#### PROVIDED ENTRIES

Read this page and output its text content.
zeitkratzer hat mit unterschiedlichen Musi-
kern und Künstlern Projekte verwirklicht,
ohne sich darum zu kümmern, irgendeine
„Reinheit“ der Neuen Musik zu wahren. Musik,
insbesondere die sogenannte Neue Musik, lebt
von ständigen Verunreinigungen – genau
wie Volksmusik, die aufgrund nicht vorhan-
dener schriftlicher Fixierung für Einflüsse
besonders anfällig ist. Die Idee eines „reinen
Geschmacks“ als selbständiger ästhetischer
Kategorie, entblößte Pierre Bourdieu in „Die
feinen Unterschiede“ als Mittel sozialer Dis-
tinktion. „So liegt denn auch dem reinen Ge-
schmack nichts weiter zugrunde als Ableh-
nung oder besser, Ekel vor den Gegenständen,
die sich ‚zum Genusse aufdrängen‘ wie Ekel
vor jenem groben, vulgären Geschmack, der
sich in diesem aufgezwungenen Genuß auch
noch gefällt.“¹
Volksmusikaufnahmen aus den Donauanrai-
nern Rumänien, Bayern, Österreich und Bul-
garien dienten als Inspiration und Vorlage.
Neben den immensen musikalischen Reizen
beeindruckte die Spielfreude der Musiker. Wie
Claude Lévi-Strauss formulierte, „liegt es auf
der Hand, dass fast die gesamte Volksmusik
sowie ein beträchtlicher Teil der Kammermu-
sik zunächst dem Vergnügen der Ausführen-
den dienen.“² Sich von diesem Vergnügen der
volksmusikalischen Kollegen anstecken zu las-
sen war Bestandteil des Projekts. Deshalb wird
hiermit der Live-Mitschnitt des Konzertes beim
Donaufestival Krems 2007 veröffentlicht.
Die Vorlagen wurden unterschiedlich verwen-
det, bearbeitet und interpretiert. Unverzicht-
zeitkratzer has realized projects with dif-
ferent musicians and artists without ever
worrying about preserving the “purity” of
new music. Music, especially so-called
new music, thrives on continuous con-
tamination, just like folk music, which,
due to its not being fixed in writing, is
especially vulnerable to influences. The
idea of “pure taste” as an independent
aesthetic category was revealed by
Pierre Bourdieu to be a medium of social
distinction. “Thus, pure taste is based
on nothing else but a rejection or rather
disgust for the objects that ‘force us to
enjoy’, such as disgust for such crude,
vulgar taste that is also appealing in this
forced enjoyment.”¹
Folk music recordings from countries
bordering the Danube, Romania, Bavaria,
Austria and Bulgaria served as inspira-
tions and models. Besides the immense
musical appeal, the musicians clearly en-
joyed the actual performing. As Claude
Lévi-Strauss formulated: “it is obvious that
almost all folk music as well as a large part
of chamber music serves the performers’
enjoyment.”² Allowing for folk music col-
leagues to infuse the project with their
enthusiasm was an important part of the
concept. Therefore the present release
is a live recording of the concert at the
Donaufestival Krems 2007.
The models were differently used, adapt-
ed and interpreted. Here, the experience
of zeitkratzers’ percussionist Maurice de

########

_WHAT YOU NEED TO DO_.
Copy out all lines from the material above that contain the string "Vergnügen".

_TASK SOLUTION_.
sik zunächst dem Vergnügen der Ausführen-
den dienen.“² Sich von diesem Vergnügen der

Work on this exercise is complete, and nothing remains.